= WORK TO COMPLETE =
Copy out all the entries word for word.

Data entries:
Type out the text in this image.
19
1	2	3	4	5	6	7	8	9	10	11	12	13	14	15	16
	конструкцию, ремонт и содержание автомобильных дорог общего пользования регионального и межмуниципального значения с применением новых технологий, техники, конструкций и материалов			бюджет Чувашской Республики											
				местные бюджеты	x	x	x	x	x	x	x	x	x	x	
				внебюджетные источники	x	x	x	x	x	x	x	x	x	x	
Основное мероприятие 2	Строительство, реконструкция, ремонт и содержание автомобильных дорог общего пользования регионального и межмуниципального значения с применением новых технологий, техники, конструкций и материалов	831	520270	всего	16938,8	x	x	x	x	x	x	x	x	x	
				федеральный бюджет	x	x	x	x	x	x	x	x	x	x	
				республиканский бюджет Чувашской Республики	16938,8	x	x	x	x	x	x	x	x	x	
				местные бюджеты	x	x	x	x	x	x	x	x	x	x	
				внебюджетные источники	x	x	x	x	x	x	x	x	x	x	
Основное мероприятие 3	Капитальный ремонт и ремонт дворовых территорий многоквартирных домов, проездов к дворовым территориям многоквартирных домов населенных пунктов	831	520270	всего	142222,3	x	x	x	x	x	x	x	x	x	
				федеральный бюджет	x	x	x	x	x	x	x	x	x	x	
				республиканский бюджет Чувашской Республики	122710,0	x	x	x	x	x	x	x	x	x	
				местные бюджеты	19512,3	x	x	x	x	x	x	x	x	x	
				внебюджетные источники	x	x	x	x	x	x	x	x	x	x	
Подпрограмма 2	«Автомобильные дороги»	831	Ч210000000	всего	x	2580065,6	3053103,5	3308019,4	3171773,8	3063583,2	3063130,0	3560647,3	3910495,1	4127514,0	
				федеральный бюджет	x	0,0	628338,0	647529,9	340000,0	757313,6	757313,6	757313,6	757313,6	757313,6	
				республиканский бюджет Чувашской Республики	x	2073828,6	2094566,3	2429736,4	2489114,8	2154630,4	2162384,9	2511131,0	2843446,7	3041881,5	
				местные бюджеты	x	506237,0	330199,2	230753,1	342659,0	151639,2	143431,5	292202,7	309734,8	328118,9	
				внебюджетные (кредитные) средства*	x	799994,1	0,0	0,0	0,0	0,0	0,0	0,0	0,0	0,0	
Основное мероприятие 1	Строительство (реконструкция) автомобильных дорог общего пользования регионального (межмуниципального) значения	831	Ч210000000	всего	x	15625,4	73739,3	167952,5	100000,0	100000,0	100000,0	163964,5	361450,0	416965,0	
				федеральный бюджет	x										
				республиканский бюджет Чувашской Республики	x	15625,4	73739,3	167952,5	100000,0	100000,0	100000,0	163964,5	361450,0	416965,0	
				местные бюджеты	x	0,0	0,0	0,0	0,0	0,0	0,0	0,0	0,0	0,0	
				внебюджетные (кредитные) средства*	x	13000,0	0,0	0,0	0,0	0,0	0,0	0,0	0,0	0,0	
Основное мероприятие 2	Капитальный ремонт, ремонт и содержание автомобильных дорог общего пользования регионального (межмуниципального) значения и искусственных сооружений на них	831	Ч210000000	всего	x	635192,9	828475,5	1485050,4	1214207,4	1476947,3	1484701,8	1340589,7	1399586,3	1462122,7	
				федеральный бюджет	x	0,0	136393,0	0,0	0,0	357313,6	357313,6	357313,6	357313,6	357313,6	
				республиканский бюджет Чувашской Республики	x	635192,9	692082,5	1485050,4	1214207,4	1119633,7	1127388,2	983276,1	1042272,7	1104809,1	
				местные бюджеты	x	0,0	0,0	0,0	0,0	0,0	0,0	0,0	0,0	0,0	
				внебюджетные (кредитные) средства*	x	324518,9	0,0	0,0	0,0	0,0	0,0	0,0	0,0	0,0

= RESULT FOR THIS TASK =
Type out the text in this image.
19
1	2	3	4	5	6	7	8	9	10	11	12	13	14	15	16
	конструкцию, ремонт и содержание автомобильных дорог общего пользования регионального и межмуниципального значения с применением новых технологий, техники, конструкций и материалов			бюджет Чувашской Республики											
				местные бюджеты	x	x	x	x	x	x	x	x	x	x	
				внебюджетные источники	x	x	x	x	x	x	x	x	x	x	
Основное мероприятие 2	Строительство, реконструкция, ремонт и содержание автомобильных дорог общего пользования регионального и межмуниципального значения с применением новых технологий, техники, конструкций и материалов	831	520270	всего	16938,8	x	x	x	x	x	x	x	x	x	
				федеральный бюджет	x	x	x	x	x	x	x	x	x	x	
				республиканский бюджет Чувашской Республики	16938,8	x	x	x	x	x	x	x	x	x	
				местные бюджеты	x	x	x	x	x	x	x	x	x	x	
				внебюджетные источники	x	x	x	x	x	x	x	x	x	x	
Основное мероприятие 3	Капитальный ремонт и ремонт дворовых территорий многоквартирных домов, проездов к дворовым территориям многоквартирных домов населенных пунктов	831	520270	всего	142222,3	x	x	x	x	x	x	x	x	x	
				федеральный бюджет	x	x	x	x	x	x	x	x	x	x	
				республиканский бюджет Чувашской Республики	122710,0	x	x	x	x	x	x	x	x	x	
				местные бюджеты	19512,3	x	x	x	x	x	x	x	x	x	
				внебюджетные источники	x	x	x	x	x	x	x	x	x	x	
Подпрограмма 2	«Автомобильные дороги»	831	Ч210000000	всего	x	2580065,6	3053103,5	3308019,4	3171773,8	3063583,2	3063130,0	3560647,3	3910495,1	4127514,0	
				федеральный бюджет	x	0,0	628338,0	647529,9	340000,0	757313,6	757313,6	757313,6	757313,6	757313,6	
				республиканский бюджет Чувашской Республики	x	2073828,6	2094566,3	2429736,4	2489114,8	2154630,4	2162384,9	2511131,0	2843446,7	3041881,5	
				местные бюджеты	x	506237,0	330199,2	230753,1	342659,0	151639,2	143431,5	292202,7	309734,8	328118,9	
				внебюджетные (кредитные) средства*	x	799994,1	0,0	0,0	0,0	0,0	0,0	0,0	0,0	0,0	
Основное мероприятие 1	Строительство (реконструкция) автомобильных дорог общего пользования регионального (межмуниципального) значения	831	Ч210000000	всего	x	15625,4	73739,3	167952,5	100000,0	100000,0	100000,0	163964,5	361450,0	416965,0	
				федеральный бюджет	x										
				республиканский бюджет Чувашской Республики	x	15625,4	73739,3	167952,5	100000,0	100000,0	100000,0	163964,5	361450,0	416965,0	
				местные бюджеты	x	0,0	0,0	0,0	0,0	0,0	0,0	0,0	0,0	0,0	
				внебюджетные (кредитные) средства*	x	13000,0	0,0	0,0	0,0	0,0	0,0	0,0	0,0	0,0	
Основное мероприятие 2	Капитальный ремонт, ремонт и содержание автомобильных дорог общего пользования регионального (межмуниципального) значения и искусственных сооружений на них	831	Ч210000000	всего	x	635192,9	828475,5	1485050,4	1214207,4	1476947,3	1484701,8	1340589,7	1399586,3	1462122,7	
				федеральный бюджет	x	0,0	136393,0	0,0	0,0	357313,6	357313,6	357313,6	357313,6	357313,6	
				республиканский бюджет Чувашской Республики	x	635192,9	692082,5	1485050,4	1214207,4	1119633,7	1127388,2	983276,1	1042272,7	1104809,1	
				местные бюджеты	x	0,0	0,0	0,0	0,0	0,0	0,0	0,0	0,0	0,0	
				внебюджетные (кредитные) средства*	x	324518,9	0,0	0,0	0,0	0,0	0,0	0,0	0,0	0,0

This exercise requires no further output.